SET EXERCISE:
In the listing below, identify each line with the word "that" and return those lines.

^^^^^^^^

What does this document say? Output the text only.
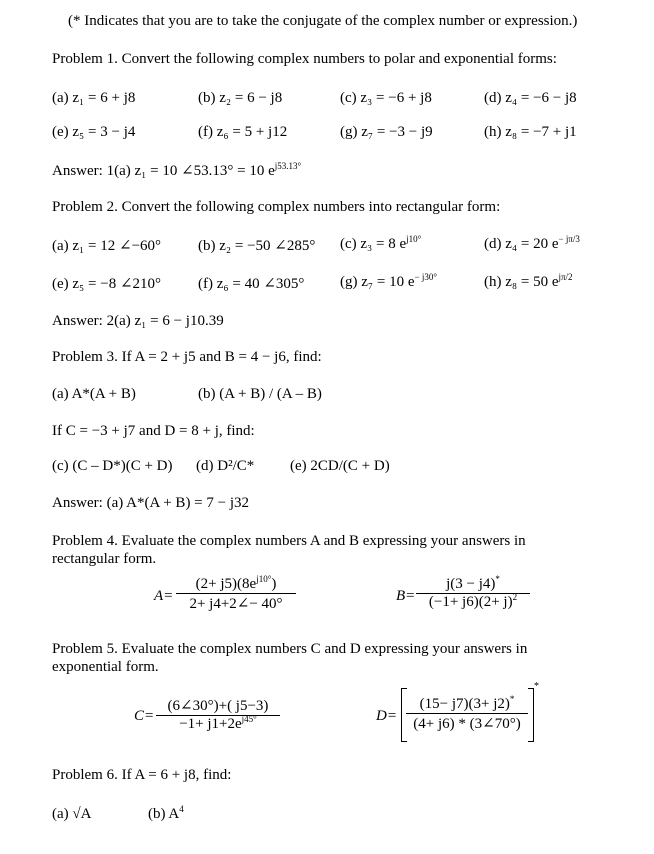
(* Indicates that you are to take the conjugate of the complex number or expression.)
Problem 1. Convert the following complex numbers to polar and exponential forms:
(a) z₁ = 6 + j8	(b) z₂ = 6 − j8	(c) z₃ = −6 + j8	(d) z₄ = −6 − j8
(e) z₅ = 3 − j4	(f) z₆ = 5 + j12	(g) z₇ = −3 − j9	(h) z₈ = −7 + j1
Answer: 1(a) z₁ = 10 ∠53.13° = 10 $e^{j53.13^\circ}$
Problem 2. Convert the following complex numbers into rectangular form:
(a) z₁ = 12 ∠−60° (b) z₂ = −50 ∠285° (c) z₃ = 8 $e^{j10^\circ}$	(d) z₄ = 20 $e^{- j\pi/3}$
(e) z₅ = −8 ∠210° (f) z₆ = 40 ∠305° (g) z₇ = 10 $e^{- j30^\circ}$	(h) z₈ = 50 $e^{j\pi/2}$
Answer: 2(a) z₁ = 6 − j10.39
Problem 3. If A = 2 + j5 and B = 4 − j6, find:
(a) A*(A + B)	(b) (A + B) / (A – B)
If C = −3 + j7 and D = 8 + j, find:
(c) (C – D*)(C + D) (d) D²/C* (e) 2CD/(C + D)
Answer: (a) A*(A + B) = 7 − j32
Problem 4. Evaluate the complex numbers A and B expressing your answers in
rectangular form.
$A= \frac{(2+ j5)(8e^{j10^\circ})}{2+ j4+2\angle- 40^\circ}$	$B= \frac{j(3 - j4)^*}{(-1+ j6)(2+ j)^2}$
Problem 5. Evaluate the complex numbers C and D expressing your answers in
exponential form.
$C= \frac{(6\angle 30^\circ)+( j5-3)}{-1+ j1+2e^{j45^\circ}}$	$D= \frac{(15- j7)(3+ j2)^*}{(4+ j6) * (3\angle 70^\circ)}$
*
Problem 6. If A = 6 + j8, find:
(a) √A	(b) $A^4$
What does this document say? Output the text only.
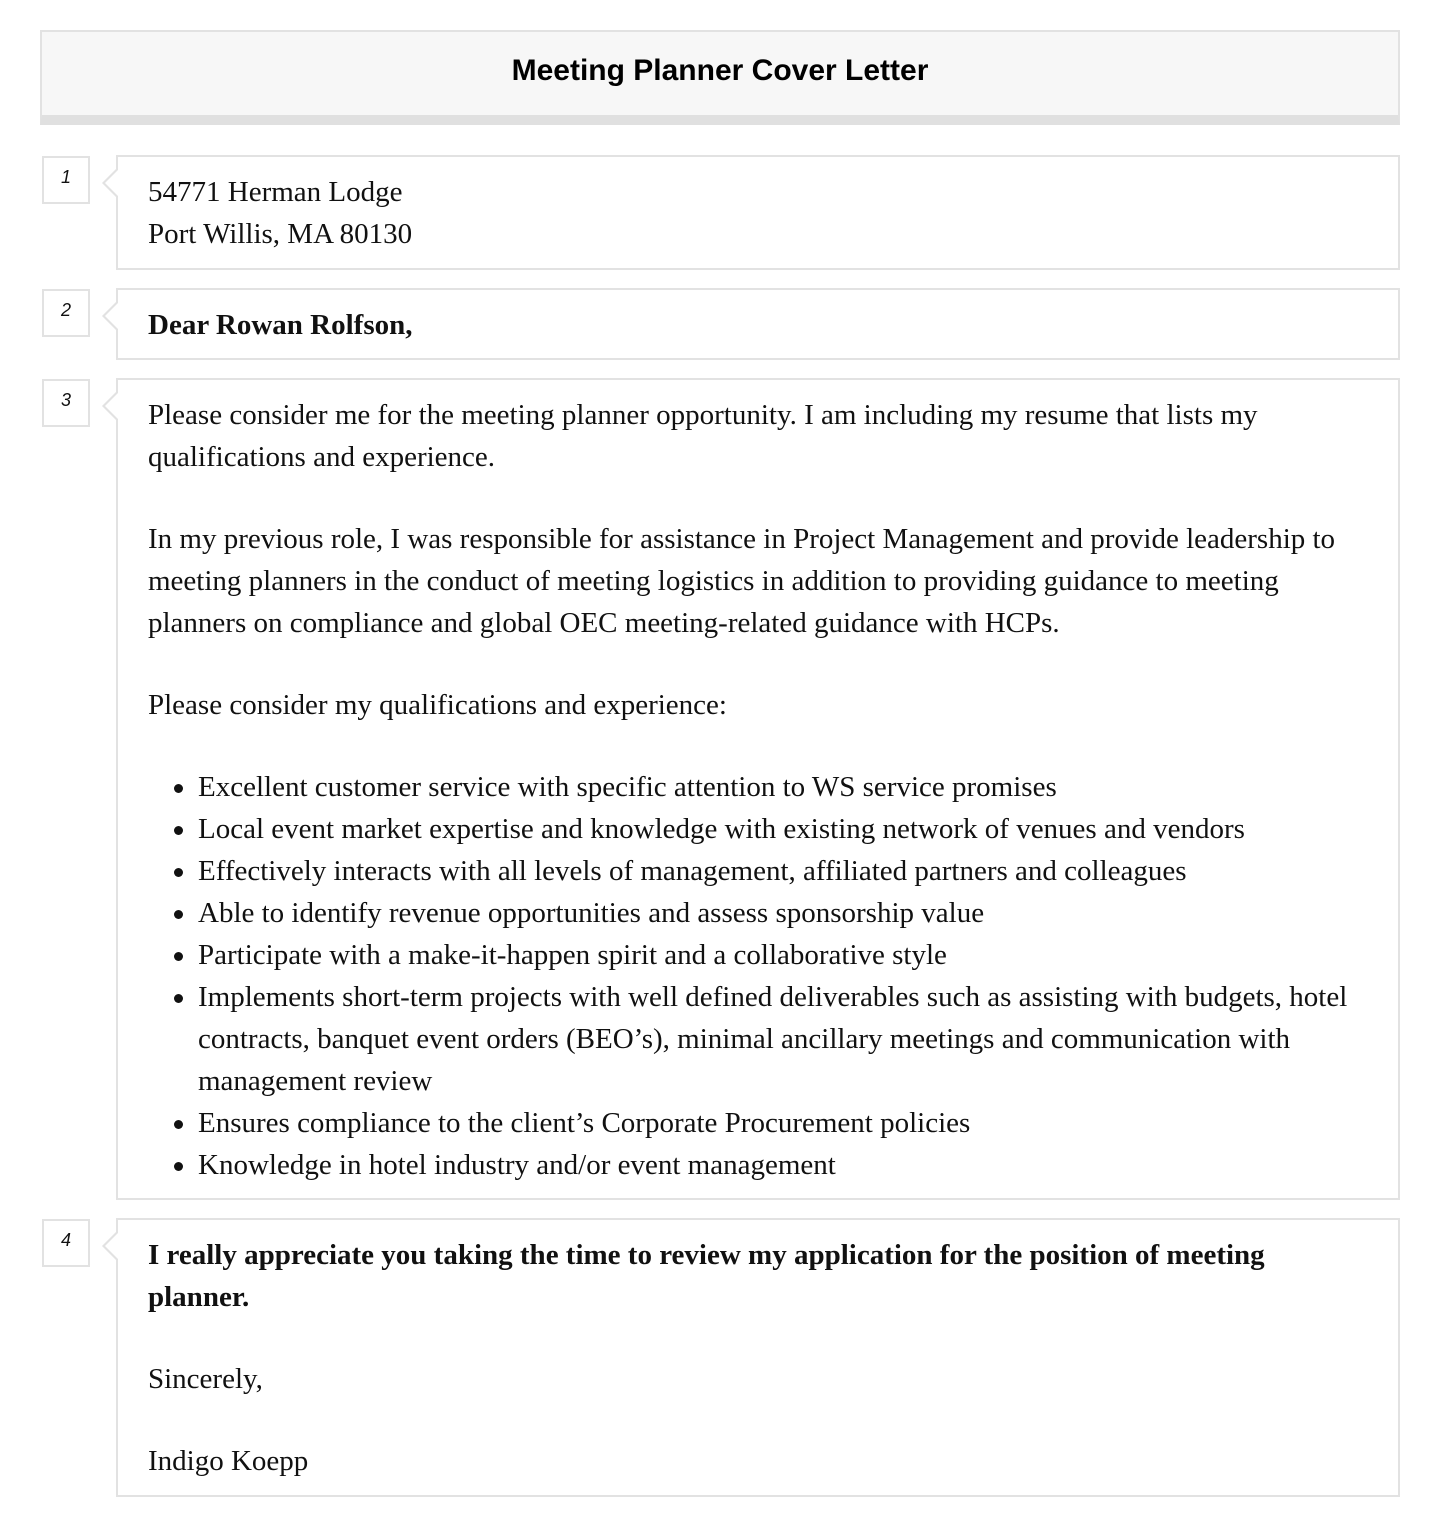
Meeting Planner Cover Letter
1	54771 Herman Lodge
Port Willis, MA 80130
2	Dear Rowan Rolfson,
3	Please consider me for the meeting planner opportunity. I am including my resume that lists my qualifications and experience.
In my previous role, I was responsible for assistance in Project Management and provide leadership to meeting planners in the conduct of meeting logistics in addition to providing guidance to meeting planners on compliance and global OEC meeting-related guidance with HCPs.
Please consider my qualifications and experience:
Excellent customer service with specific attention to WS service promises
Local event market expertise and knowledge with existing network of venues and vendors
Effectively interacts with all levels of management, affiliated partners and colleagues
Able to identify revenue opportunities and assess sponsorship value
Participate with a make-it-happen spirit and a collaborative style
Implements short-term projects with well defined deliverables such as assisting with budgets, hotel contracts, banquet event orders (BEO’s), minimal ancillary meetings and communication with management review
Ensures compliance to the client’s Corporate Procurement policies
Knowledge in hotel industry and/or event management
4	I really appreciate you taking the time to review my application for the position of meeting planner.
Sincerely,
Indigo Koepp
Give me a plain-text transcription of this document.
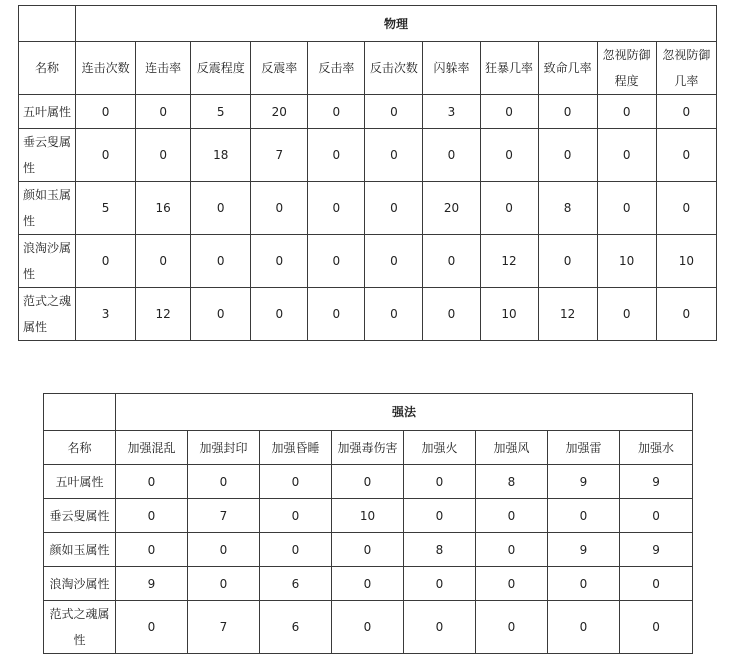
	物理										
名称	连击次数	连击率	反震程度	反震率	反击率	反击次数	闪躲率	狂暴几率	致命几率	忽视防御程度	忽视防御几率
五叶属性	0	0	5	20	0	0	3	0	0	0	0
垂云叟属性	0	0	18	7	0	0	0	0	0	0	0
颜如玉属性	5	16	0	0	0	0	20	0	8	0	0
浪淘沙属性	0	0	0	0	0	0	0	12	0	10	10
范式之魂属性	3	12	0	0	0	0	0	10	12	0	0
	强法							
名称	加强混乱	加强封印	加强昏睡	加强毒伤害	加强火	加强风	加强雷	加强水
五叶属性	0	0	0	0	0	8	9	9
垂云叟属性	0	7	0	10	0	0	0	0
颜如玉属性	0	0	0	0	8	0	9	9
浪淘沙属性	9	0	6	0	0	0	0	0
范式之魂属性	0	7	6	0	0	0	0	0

^^^^^^^^

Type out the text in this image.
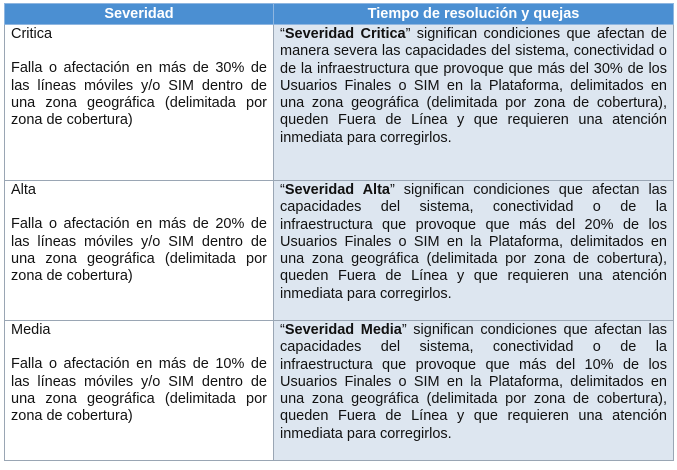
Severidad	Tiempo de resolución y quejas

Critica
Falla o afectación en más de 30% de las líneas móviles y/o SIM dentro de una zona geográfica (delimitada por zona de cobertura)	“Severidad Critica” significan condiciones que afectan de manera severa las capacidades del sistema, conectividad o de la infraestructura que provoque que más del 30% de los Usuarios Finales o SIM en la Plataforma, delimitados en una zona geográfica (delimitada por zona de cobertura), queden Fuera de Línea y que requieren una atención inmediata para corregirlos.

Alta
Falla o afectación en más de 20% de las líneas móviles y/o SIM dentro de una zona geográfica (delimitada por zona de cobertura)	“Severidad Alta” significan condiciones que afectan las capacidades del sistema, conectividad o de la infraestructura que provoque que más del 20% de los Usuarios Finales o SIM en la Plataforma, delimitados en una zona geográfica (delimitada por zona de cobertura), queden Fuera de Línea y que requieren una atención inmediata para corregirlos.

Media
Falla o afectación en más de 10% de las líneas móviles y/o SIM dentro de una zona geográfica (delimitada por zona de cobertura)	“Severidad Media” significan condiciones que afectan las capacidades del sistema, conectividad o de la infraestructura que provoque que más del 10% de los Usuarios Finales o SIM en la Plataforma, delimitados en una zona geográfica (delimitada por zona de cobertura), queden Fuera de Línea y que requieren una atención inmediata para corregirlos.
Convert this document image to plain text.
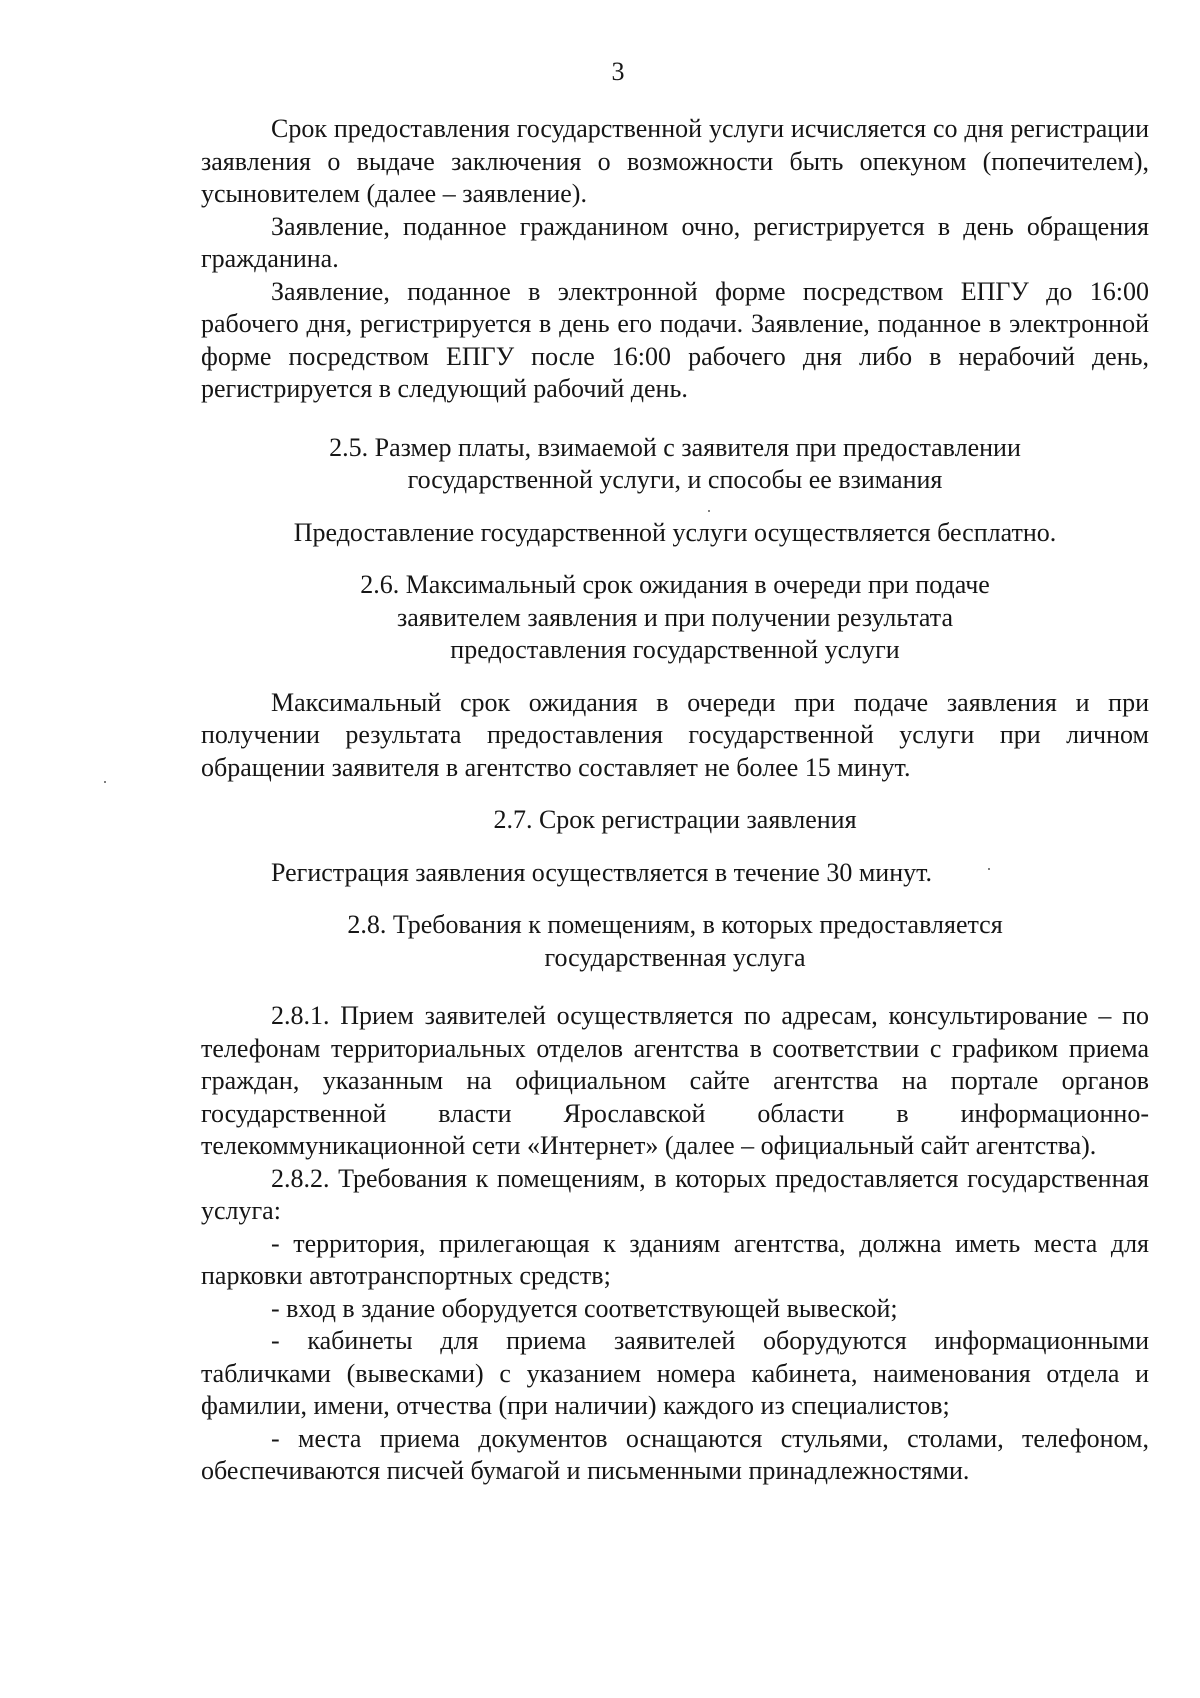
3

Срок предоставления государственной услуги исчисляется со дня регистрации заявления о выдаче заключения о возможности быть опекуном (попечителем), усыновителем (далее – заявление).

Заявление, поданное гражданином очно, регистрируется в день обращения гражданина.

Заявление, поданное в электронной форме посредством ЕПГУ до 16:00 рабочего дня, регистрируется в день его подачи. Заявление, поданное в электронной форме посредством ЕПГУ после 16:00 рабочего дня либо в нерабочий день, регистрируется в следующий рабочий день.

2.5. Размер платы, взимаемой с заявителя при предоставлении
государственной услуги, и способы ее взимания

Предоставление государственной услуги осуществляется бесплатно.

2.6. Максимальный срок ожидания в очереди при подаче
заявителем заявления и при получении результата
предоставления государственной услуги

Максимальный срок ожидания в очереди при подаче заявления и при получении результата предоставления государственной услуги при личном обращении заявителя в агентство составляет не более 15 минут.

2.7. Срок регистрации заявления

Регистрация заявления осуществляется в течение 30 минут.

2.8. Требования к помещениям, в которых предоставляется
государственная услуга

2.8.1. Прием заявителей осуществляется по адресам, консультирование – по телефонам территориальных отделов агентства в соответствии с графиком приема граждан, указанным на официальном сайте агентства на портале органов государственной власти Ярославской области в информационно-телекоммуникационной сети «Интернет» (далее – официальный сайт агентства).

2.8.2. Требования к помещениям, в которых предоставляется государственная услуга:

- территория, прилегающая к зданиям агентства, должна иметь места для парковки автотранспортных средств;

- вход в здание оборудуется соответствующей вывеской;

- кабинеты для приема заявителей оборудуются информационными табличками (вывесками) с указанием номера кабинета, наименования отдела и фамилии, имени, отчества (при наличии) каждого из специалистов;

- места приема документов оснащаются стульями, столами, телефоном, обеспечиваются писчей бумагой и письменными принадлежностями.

^^^^^^^^

RESULT OF THE EXERCISE:
(* Indicates that you are to take the conjugate of the complex number or expression.)
3	Please consider me for the meeting planner opportunity. I am including my resume that lists my qualifications and experience.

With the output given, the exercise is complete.